Lines containing the word "Illustrator" are the ones to copy from the records below.

------ Entries shown ------

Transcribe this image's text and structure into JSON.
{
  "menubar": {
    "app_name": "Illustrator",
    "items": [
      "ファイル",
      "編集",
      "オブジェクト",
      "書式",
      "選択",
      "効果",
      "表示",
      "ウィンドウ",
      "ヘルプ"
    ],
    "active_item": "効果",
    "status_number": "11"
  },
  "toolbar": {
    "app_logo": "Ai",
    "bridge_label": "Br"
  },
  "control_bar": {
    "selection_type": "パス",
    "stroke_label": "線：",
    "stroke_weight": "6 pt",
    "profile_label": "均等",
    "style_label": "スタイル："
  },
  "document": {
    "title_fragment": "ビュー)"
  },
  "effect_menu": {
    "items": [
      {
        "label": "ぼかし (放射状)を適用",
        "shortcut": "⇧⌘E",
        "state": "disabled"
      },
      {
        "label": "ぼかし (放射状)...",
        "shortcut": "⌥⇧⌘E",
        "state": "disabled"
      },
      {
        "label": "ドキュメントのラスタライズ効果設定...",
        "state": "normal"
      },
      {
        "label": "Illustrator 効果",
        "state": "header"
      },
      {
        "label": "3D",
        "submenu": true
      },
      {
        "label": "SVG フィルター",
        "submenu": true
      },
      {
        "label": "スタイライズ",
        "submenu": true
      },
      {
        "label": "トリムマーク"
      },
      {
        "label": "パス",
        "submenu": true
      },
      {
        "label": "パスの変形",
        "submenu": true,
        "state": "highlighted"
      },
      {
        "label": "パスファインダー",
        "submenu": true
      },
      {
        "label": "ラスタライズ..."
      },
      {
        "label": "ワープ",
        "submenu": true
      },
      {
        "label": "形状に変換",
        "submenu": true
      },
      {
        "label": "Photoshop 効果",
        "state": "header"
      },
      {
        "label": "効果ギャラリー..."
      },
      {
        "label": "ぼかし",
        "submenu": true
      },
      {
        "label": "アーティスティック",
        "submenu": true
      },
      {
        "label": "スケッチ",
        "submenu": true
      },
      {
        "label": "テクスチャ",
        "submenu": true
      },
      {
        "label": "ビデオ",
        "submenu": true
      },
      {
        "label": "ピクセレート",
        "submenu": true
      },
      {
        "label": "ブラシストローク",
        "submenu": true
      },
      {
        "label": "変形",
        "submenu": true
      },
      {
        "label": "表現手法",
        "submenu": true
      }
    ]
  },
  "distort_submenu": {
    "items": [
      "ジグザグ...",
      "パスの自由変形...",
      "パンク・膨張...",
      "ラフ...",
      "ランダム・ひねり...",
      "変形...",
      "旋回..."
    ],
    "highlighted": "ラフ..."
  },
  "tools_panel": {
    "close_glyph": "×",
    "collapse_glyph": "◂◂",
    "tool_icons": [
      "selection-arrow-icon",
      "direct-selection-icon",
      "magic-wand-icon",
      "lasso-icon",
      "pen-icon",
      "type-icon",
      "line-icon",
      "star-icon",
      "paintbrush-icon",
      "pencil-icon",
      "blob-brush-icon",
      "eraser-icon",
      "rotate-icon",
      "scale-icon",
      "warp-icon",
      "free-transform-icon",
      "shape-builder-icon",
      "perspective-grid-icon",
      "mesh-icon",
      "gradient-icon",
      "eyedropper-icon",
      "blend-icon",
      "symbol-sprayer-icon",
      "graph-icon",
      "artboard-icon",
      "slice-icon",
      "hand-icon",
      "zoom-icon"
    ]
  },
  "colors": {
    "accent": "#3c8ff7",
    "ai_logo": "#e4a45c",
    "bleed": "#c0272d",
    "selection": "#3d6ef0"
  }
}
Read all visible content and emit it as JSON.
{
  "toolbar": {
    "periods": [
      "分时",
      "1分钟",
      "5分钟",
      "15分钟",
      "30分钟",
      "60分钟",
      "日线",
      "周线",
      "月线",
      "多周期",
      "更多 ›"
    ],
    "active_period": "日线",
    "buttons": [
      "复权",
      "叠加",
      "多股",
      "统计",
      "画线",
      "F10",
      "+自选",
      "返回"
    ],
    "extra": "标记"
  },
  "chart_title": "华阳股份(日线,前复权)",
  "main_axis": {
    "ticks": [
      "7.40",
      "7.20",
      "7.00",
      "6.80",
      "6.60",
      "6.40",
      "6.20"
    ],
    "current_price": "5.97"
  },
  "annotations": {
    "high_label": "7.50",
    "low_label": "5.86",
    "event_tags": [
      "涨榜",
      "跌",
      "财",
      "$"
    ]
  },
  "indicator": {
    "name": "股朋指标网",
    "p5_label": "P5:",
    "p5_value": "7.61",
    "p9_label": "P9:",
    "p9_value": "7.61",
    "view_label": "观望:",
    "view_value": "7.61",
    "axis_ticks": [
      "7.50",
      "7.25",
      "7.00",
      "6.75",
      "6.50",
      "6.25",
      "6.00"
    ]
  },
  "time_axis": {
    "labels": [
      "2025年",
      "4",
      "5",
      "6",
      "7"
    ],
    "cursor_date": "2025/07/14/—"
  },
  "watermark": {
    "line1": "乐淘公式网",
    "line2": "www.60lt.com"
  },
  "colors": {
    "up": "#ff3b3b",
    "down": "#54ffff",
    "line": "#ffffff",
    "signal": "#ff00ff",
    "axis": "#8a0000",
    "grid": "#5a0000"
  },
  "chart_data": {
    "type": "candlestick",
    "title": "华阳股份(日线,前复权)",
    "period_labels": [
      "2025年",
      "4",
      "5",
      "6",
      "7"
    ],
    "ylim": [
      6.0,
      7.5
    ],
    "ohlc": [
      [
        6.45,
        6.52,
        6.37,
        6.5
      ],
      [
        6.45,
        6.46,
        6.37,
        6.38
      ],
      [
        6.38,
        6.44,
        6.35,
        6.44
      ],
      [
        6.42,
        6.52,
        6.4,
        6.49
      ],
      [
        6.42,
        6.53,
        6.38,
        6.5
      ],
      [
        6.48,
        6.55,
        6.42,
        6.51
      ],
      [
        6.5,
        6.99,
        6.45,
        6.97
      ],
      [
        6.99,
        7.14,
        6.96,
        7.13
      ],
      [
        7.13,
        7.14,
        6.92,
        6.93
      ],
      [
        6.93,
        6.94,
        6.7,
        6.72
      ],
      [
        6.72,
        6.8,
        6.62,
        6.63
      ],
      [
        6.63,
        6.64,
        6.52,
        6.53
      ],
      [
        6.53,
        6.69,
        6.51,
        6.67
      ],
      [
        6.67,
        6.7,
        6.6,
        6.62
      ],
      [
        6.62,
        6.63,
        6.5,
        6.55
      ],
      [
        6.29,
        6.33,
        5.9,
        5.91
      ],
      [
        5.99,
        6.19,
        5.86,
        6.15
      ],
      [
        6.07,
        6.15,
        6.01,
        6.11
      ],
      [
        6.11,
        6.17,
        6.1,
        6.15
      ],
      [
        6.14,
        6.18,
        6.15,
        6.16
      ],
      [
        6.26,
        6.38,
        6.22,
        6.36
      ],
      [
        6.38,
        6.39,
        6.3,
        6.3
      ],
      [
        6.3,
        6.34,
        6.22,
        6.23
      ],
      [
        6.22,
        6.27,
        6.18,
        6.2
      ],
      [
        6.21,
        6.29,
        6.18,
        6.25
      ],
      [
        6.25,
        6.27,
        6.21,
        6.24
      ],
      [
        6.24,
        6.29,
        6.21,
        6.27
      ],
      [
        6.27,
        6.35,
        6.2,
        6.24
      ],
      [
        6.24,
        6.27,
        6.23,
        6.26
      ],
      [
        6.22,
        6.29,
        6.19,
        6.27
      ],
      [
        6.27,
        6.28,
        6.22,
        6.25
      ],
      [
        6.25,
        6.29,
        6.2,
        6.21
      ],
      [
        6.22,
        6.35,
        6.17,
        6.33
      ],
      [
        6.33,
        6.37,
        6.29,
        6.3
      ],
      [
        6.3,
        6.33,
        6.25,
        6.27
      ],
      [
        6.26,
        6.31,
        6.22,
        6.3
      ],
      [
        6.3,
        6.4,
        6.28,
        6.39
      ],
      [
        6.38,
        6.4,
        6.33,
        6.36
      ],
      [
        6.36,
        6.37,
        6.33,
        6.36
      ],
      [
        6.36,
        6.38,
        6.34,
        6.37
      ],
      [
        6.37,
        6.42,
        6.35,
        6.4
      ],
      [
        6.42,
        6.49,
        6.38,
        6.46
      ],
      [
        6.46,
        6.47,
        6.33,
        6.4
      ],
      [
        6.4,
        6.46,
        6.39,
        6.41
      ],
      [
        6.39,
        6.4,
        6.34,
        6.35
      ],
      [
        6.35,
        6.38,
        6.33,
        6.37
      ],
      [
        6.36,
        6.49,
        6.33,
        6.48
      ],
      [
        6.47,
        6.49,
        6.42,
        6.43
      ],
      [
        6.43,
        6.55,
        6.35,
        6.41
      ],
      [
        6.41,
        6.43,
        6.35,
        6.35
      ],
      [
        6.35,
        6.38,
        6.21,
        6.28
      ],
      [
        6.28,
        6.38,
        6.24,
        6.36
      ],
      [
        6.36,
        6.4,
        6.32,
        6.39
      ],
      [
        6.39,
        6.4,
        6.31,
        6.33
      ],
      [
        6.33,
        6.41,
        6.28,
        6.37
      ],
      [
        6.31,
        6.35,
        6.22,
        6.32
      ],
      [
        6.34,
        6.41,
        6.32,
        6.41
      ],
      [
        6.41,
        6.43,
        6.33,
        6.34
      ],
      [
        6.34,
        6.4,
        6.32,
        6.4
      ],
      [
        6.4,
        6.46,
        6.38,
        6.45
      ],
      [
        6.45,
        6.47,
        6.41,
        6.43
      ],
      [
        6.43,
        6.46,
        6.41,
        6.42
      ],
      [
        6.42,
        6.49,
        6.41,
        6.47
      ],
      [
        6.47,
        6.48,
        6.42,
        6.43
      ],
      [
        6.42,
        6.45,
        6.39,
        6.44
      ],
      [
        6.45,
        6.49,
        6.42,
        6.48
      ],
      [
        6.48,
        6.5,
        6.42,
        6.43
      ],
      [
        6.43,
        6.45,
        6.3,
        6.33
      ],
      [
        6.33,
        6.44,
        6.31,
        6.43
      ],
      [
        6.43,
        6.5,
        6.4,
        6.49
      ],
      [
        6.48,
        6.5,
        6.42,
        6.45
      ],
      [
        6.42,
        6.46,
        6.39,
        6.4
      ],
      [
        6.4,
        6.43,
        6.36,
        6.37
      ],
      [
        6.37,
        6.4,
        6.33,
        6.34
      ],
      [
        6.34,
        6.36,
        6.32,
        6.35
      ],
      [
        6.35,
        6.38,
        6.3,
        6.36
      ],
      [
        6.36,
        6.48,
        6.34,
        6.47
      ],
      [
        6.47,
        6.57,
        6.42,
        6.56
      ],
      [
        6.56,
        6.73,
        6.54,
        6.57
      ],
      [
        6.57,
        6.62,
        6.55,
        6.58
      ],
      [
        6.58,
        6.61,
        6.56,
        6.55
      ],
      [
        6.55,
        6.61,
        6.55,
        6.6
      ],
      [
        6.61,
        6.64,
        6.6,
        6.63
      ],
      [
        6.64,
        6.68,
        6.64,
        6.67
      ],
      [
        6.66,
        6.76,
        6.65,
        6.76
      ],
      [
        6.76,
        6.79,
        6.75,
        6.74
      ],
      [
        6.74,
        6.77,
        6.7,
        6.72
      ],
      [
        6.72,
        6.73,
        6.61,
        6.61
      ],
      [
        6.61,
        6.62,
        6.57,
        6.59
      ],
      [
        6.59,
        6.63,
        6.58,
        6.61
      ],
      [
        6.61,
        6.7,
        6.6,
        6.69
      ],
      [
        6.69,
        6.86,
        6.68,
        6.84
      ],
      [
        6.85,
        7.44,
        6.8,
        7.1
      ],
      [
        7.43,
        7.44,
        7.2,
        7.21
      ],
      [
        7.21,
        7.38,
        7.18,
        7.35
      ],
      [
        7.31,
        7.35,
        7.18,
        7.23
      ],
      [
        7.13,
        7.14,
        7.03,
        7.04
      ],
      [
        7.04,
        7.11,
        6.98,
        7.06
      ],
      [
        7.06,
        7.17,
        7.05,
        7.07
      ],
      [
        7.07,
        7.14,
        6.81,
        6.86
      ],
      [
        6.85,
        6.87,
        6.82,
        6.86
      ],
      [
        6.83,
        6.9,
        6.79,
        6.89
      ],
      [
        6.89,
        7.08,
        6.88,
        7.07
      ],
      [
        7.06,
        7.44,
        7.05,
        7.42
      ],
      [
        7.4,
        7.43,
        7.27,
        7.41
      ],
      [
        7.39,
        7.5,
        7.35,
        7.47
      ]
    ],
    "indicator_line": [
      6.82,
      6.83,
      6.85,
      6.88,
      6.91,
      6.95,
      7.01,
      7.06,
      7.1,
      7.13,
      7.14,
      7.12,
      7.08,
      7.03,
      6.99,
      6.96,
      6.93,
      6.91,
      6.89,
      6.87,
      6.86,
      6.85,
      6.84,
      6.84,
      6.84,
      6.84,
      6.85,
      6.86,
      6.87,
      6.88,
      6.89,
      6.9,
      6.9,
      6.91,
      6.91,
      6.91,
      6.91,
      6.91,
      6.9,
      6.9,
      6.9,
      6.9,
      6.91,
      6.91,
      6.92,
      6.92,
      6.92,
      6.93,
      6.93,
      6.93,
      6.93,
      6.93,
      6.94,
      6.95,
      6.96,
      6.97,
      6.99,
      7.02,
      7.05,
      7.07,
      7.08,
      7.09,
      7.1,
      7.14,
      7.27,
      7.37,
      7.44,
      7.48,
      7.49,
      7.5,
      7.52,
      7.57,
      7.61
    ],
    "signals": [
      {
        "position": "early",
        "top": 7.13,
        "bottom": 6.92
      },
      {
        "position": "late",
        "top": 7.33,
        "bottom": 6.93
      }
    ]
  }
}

------

Solution to this problem:
    "app_name": "Illustrator",
        "label": "Illustrator 効果",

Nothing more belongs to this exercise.